Рефлексия над конкретной политикой затрудняет конкретное политическое действие, так как такое действие связано с конкретным интересом, а рефлексия подчиняет этот интерес теоретическим концепциям, которые носят абстрактный характер. Это в свою очередь приводит к тому, что социальный субъект, действуя во имя абстрактного интереса, наносит ущерб интересам собственным. Это создает систему политических действий во имя чужих интересов, а следовательно, постоянную неудовлетворенность собственной политикой для большинства, а возможно и для всех, социальных субъектов. Политика прямого интереса приводит к созданию компромисса при столкновении двух интересов, и этот компромисс понимается субъектом как единственная возможность достижения желаемого, ограниченная внешней силой (силой другого интереса). Разочарование здесь связано с тем, что собственная сила оказалась недостаточной, но виден четкий путь выхода из этой ситуации -путь наращивания силы. Теоретическая (рефлексивная) политика создает си-
туацию принятия компромисса при возможном недоиспользовании наличной силы: «Мы могли бы достигнуть большего, но, непонятно почему, мы этого не достигли». Ответом на это «почему» будет то, что наши возможности здесь определены не только рамками нашей силы, но и границами той политической теории, которую мы принимаем. Выходом из такого положения будет попытка использовать скрытые возможности посредством реформы, революции и других экстраординарных методов, но часто бывает, что скрытой является не сила, а иллюзия силы, и тогда реформу ждет крах. При политике прямого интереса аккумуляция силы носит постепенный, эволюционный характер - расширение производства, рост социального, трудового капитала и т. п. Иллюзии рефлексивной политики порождают искусственные конструкции, не обеспеченные ничем. Это еще сильнее раскачивает лодку всеобщей «политики чужих интересов».

(Данные об элементах и областях)
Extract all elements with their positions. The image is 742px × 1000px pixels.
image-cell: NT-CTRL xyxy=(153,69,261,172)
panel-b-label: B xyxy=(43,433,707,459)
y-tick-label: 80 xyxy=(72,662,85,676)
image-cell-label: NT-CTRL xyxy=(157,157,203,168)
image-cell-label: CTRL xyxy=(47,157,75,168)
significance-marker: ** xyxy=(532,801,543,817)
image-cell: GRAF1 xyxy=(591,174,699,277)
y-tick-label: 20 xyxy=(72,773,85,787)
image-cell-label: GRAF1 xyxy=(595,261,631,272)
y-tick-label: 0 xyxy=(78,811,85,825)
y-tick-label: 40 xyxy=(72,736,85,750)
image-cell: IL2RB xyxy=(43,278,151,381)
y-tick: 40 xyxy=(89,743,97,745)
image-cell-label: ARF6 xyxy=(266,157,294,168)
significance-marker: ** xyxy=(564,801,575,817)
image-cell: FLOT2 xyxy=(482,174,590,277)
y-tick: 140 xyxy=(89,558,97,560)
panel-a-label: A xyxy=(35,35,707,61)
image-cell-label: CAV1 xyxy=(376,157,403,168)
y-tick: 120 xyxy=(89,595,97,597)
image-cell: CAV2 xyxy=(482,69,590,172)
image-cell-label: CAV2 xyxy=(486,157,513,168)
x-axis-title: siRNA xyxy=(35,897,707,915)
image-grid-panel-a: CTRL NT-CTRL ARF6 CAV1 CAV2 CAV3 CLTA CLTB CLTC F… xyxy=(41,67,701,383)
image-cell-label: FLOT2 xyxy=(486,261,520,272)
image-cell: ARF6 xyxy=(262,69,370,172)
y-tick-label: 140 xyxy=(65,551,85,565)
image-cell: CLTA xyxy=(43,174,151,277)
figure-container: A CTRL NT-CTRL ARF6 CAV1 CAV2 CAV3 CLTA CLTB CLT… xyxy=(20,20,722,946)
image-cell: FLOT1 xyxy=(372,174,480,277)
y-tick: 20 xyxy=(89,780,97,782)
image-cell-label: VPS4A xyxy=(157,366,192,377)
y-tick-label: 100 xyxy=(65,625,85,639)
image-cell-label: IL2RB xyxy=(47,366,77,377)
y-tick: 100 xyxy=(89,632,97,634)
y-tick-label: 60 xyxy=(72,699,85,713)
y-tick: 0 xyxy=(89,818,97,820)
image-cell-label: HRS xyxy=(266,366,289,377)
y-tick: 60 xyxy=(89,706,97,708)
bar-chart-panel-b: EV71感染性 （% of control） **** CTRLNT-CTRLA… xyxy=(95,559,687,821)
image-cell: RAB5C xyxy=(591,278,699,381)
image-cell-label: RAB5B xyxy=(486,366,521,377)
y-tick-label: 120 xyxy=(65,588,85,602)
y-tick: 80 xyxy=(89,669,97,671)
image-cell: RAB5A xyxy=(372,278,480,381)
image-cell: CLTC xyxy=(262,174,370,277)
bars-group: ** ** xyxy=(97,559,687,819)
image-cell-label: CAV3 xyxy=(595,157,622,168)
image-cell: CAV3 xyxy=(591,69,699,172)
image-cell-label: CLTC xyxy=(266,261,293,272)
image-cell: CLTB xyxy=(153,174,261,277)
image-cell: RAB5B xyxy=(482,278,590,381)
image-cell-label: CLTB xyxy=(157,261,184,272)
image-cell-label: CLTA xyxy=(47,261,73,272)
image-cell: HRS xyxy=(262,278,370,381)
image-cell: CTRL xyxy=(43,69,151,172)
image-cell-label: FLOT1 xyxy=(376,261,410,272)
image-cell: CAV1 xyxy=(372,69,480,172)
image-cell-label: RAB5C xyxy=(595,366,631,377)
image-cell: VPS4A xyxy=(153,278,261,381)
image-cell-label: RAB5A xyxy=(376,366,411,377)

- Поставленное задание
Согласуется ли каждое из утверждений ниже с отрывком о рефлексивной политике? Ответьте «да» или «нет» и приведите точную цитату из отрывка, которая это решает. (a) При политике прямого интереса сила накапливается постепенно. (b) Попытка использовать скрытые возможности через реформу всегда заканчивается успехом. (c) Рефлексия над конкретной политикой облегчает конкретное политическое действие.

- Выполненное задание
(a) Да: «При политике прямого интереса аккумуляция силы носит постепенный, эволюционный характер».
(b) Нет: «часто бывает, что скрытой является не сила, а иллюзия силы, и тогда реформу ждет крах».
(c) Нет: «Рефлексия над конкретной политикой затрудняет конкретное политическое действие».